Recorded data:
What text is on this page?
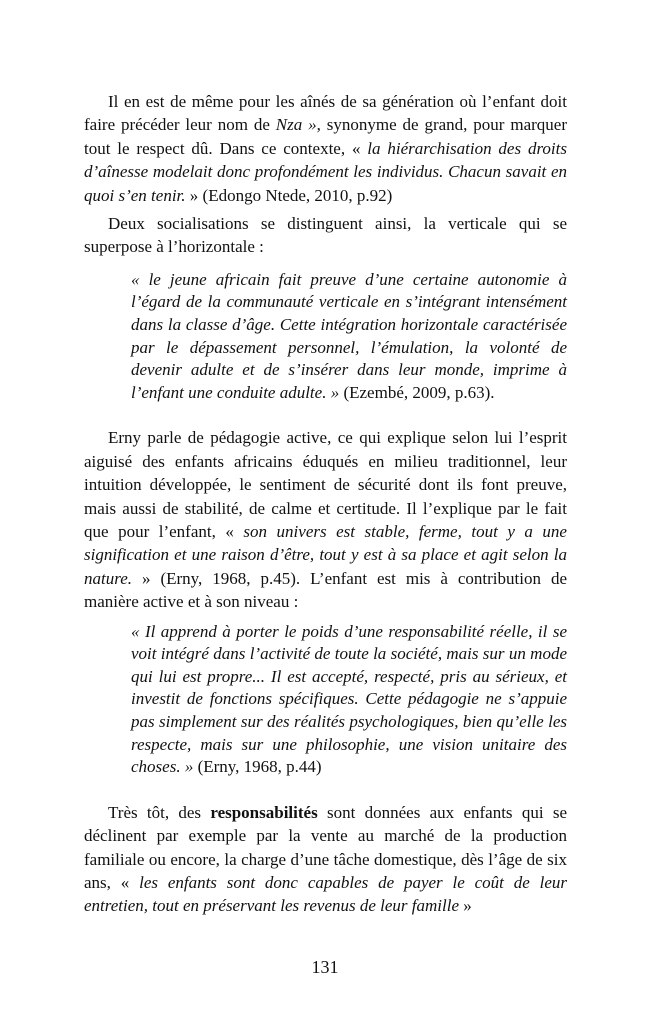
Il en est de même pour les aînés de sa génération où l’enfant doit faire précéder leur nom de Nza », synonyme de grand, pour marquer tout le respect dû. Dans ce contexte, « la hiérarchisation des droits d’aînesse modelait donc profondément les individus. Chacun savait en quoi s’en tenir. » (Edongo Ntede, 2010, p.92)

Deux socialisations se distinguent ainsi, la verticale qui se superpose à l’horizontale :

« le jeune africain fait preuve d’une certaine autonomie à l’égard de la communauté verticale en s’intégrant intensément dans la classe d’âge. Cette intégration horizontale caractérisée par le dépassement personnel, l’émulation, la volonté de devenir adulte et de s’insérer dans leur monde, imprime à l’enfant une conduite adulte. » (Ezembé, 2009, p.63).

Erny parle de pédagogie active, ce qui explique selon lui l’esprit aiguisé des enfants africains éduqués en milieu traditionnel, leur intuition développée, le sentiment de sécurité dont ils font preuve, mais aussi de stabilité, de calme et certitude. Il l’explique par le fait que pour l’enfant, « son univers est stable, ferme, tout y a une signification et une raison d’être, tout y est à sa place et agit selon la nature. » (Erny, 1968, p.45). L’enfant est mis à contribution de manière active et à son niveau :

« Il apprend à porter le poids d’une responsabilité réelle, il se voit intégré dans l’activité de toute la société, mais sur un mode qui lui est propre... Il est accepté, respecté, pris au sérieux, et investit de fonctions spécifiques. Cette pédagogie ne s’appuie pas simplement sur des réalités psychologiques, bien qu’elle les respecte, mais sur une philosophie, une vision unitaire des choses. » (Erny, 1968, p.44)

Très tôt, des responsabilités sont données aux enfants qui se déclinent par exemple par la vente au marché de la production familiale ou encore, la charge d’une tâche domestique, dès l’âge de six ans, « les enfants sont donc capables de payer le coût de leur entretien, tout en préservant les revenus de leur famille »

131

* Stated exercise *
Select every line in the material above where the string "horizontale" occurs, and copy it.

* The answer *
Deux socialisations se distinguent ainsi, la verticale qui se superpose à l’horizontale :
« le jeune africain fait preuve d’une certaine autonomie à l’égard de la communauté verticale en s’intégrant intensément dans la classe d’âge. Cette intégration horizontale caractérisée par le dépassement personnel, l’émulation, la volonté de devenir adulte et de s’insérer dans leur monde, imprime à l’enfant une conduite adulte. » (Ezembé, 2009, p.63).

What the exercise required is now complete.